Dennis Rankin, 21, a senior accountancy and English major, said as a summer intern in Florida, “often I would be really yearning for that information: How did my piece, however small it may be, but how does it fit into the puzzle; what’s the bigger picture?”
Professor Bloom researches in the areas of employee motivation and engagement. He believes that the traditional approach to business is not going to work with young workers.
“The old approach was, ‘Here’s your job assignment; this is what you’ll get paid. If you don’t do it, you get fired. If you do it, you get your bonus,’” Bloom says. But a new, more relational approach is needed now, which he says will be a lot harder to implement.
“The managers have to be out there more, know people, and encourage them and find that match [between skills and tasks]. It’s messier and not as clean as the old approach,” continues Bloom. “My sense is that it is a lot more fulfilling as a leader, though.”

Prompt 1: Name each thing Bloom says managers have to do in the passage on motivating young workers.
Prompt 2: Please carry on the passage on motivating young workers with the next few sentences.
These rows come from a different source than the passage on motivating young workers.

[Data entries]

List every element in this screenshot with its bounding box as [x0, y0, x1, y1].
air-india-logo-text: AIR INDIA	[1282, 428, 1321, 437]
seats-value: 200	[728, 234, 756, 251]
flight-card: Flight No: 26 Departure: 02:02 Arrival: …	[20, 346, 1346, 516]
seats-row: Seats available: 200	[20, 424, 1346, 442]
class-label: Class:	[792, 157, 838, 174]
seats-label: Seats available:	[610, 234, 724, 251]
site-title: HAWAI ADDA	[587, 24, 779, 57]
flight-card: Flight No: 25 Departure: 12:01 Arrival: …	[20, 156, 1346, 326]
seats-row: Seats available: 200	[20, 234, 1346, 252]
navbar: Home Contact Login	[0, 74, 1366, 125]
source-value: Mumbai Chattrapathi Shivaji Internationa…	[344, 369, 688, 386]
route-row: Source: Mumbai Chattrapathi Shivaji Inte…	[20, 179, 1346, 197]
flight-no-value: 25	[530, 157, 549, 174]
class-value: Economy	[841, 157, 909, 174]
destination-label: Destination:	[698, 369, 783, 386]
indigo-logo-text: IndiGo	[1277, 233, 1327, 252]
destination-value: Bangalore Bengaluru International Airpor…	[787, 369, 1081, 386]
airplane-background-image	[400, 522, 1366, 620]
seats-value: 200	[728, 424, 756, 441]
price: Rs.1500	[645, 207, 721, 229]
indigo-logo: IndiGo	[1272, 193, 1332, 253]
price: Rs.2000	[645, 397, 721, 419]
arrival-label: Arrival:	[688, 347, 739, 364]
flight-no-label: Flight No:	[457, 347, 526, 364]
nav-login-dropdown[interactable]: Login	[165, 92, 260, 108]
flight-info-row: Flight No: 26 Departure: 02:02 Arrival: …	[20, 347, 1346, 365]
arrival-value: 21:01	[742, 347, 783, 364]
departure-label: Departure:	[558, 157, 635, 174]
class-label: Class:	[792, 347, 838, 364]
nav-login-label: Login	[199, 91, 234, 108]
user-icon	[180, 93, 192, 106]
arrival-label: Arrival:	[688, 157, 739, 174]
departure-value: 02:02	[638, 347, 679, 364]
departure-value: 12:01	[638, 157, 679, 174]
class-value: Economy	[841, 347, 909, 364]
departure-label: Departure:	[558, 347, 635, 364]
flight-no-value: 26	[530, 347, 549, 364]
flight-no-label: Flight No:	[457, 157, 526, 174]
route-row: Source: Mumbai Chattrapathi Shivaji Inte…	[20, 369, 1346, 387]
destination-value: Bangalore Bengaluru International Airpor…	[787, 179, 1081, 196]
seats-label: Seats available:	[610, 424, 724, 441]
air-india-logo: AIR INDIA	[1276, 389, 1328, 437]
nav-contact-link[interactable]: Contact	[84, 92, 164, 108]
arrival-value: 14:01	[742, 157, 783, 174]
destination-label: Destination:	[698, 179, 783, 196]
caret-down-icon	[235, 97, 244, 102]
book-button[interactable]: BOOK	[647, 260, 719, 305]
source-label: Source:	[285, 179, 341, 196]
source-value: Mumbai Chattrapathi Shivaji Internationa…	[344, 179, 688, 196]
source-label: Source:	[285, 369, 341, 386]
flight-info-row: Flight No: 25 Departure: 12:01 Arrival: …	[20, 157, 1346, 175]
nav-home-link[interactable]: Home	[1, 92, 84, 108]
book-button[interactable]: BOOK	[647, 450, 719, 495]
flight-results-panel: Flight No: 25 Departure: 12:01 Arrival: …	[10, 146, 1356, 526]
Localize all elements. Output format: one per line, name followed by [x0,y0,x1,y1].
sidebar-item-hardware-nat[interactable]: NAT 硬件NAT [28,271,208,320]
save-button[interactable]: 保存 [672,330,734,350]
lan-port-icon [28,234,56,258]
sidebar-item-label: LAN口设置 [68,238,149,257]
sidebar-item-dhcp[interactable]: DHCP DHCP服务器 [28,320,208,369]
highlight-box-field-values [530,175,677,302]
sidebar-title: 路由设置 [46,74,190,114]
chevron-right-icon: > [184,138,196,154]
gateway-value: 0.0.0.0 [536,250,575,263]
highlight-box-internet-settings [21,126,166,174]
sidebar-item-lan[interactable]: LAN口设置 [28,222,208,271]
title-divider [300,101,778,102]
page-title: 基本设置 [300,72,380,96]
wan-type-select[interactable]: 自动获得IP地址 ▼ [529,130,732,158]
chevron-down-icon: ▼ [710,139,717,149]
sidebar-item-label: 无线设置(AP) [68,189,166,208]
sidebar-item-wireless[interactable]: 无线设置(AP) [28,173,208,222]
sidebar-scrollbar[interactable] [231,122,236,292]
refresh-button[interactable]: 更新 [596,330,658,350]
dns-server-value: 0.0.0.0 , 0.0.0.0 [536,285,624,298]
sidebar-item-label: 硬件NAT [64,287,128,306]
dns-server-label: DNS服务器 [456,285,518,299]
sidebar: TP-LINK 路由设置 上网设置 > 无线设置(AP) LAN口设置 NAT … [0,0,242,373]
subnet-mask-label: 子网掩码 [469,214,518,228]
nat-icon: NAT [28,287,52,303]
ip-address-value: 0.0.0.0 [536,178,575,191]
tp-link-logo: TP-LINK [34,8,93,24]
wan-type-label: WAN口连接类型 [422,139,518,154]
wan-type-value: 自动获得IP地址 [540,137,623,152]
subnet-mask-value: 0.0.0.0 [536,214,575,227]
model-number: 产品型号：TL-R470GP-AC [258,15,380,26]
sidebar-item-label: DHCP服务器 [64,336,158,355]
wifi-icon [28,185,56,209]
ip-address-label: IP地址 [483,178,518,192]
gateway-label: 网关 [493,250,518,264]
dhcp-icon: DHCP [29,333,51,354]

Output 1: Be out there more; know people; encourage them; find that match between skills and tasks.

Output 2:
Buchheit of PricewaterhouseCoopers is in the organizational trenches with the new approach. PwC is reaching out to younger recruits with a talent development program that gets college freshmen and sophomores working in support roles with professional staff. “When they come in, they want to be a manager,” Buchheit said. “They want to skip a couple of levels because they feel like they’re prepared for that kind of work, and they want it now.”
To bridge the generation gap, the company has to educate supervisors. “It’s preparing our people—our managers, our supervisors—to provide the best experiences, meaning, especially for our interns, giving them access to client work because that’s what they want,” Buchheit said.
At the same time, new hires have to learn: “That doesn’t mean you’re not going to be making copies. That doesn’t mean everything you do is going to end up with you giving some presentation to all of these high-level people.”
Even allowing for these conversations and more upward feedback, it’s still a balance, Buchheit said. “Yes, we want to hear your thoughts. But you also kind of have to earn your stripes.”
No Two Paths the Same
On the cusp of the Millennials at 29 years old, Haan has been with GE Healthcare for seven years. She is married and expecting her second child, works on a part-time schedule and is grateful for the flexibility. As for the Millennials, she isn’t convinced that bouncing from place to place and job to job can last forever.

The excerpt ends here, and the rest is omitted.